# Written task
In this exercise, return the whole listing exactly, excluding any images.

# Input material
** BEGIN **

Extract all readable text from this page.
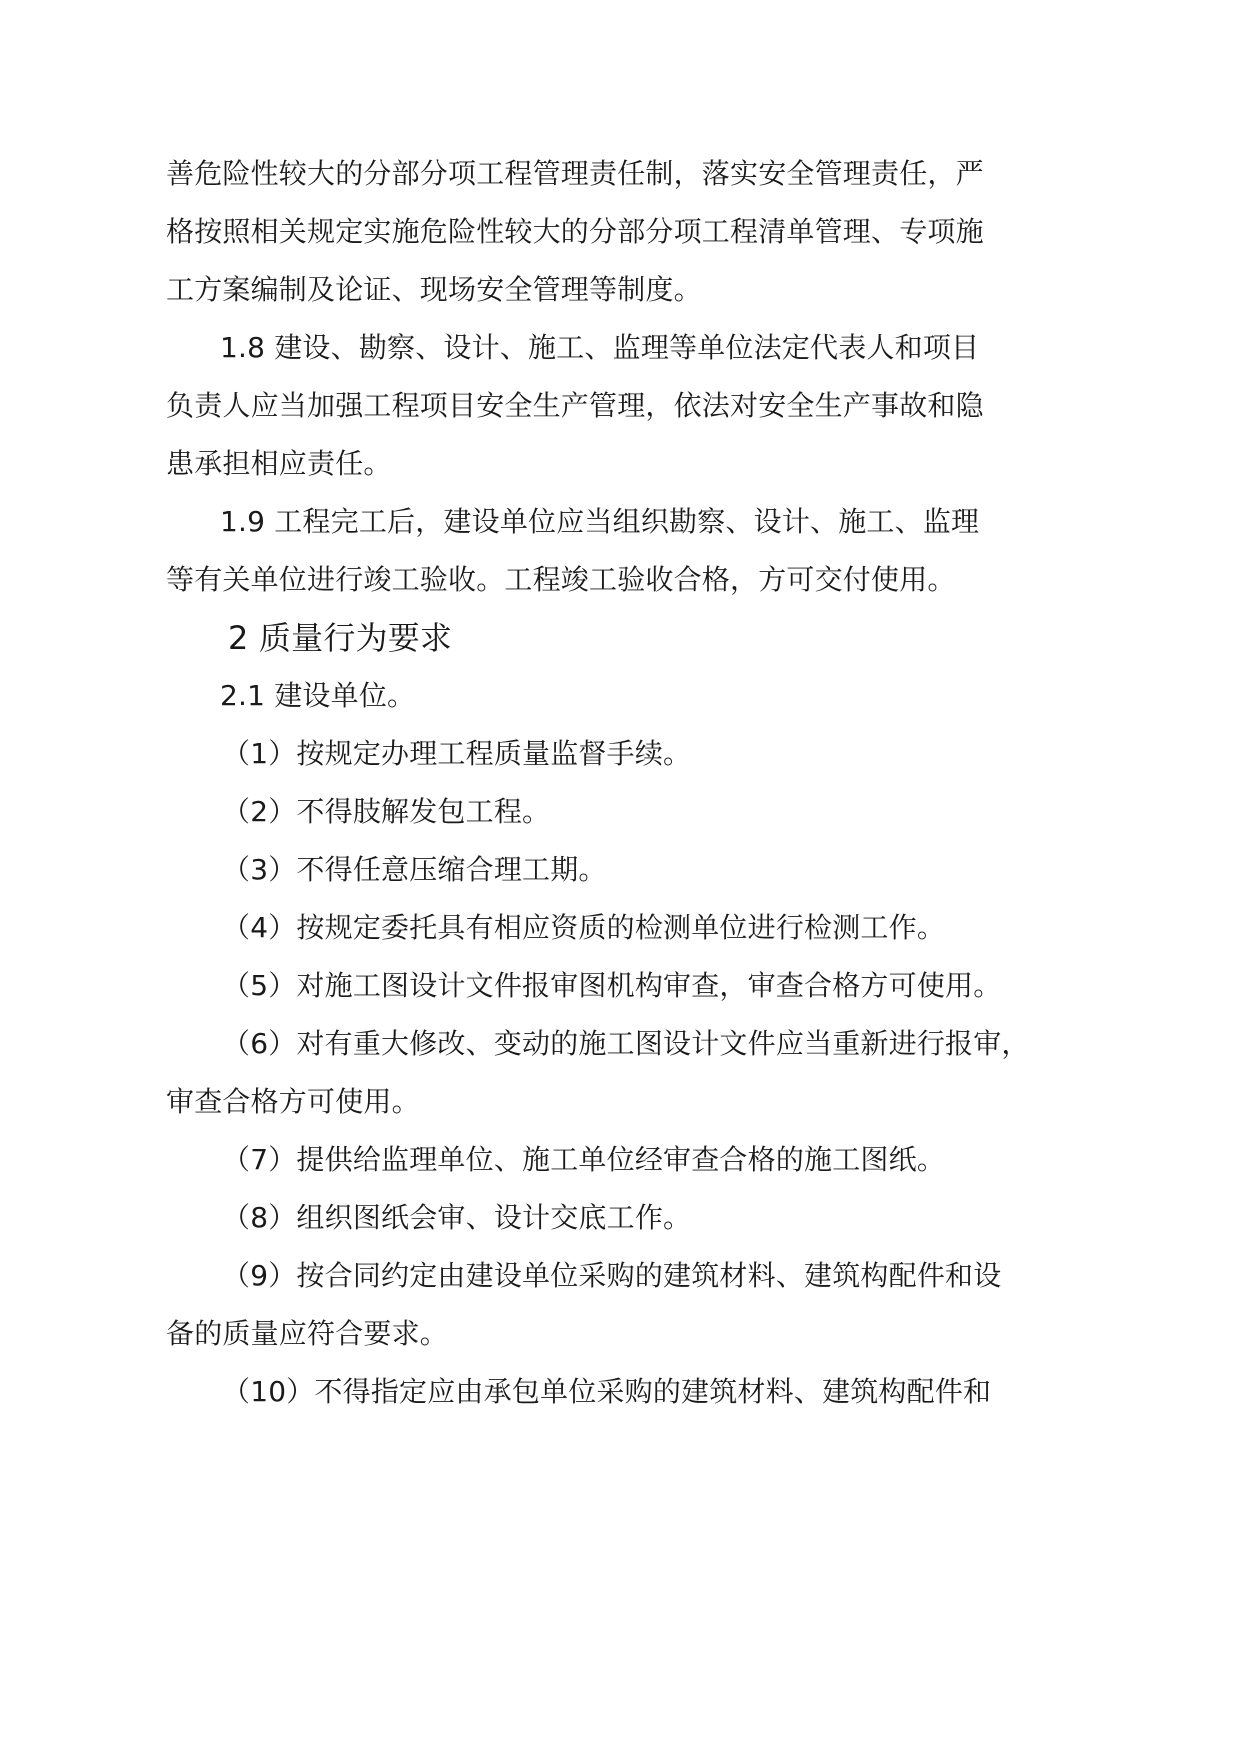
善危险性较大的分部分项工程管理责任制，落实安全管理责任，严
格按照相关规定实施危险性较大的分部分项工程清单管理、专项施
工方案编制及论证、现场安全管理等制度。
1.8 建设、勘察、设计、施工、监理等单位法定代表人和项目
负责人应当加强工程项目安全生产管理，依法对安全生产事故和隐
患承担相应责任。
1.9 工程完工后，建设单位应当组织勘察、设计、施工、监理
等有关单位进行竣工验收。工程竣工验收合格，方可交付使用。
2 质量行为要求
2.1 建设单位。
（1）按规定办理工程质量监督手续。
（2）不得肢解发包工程。
（3）不得任意压缩合理工期。
（4）按规定委托具有相应资质的检测单位进行检测工作。
（5）对施工图设计文件报审图机构审查，审查合格方可使用。
（6）对有重大修改、变动的施工图设计文件应当重新进行报审，
审查合格方可使用。
（7）提供给监理单位、施工单位经审查合格的施工图纸。
（8）组织图纸会审、设计交底工作。
（9）按合同约定由建设单位采购的建筑材料、建筑构配件和设
备的质量应符合要求。
（10）不得指定应由承包单位采购的建筑材料、建筑构配件和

** END **

# Reply to the task
Extract all readable text from this page.
善危险性较大的分部分项工程管理责任制，落实安全管理责任，严
格按照相关规定实施危险性较大的分部分项工程清单管理、专项施
工方案编制及论证、现场安全管理等制度。
1.8 建设、勘察、设计、施工、监理等单位法定代表人和项目
负责人应当加强工程项目安全生产管理，依法对安全生产事故和隐
患承担相应责任。
1.9 工程完工后，建设单位应当组织勘察、设计、施工、监理
等有关单位进行竣工验收。工程竣工验收合格，方可交付使用。
2 质量行为要求
2.1 建设单位。
（1）按规定办理工程质量监督手续。
（2）不得肢解发包工程。
（3）不得任意压缩合理工期。
（4）按规定委托具有相应资质的检测单位进行检测工作。
（5）对施工图设计文件报审图机构审查，审查合格方可使用。
（6）对有重大修改、变动的施工图设计文件应当重新进行报审，
审查合格方可使用。
（7）提供给监理单位、施工单位经审查合格的施工图纸。
（8）组织图纸会审、设计交底工作。
（9）按合同约定由建设单位采购的建筑材料、建筑构配件和设
备的质量应符合要求。
（10）不得指定应由承包单位采购的建筑材料、建筑构配件和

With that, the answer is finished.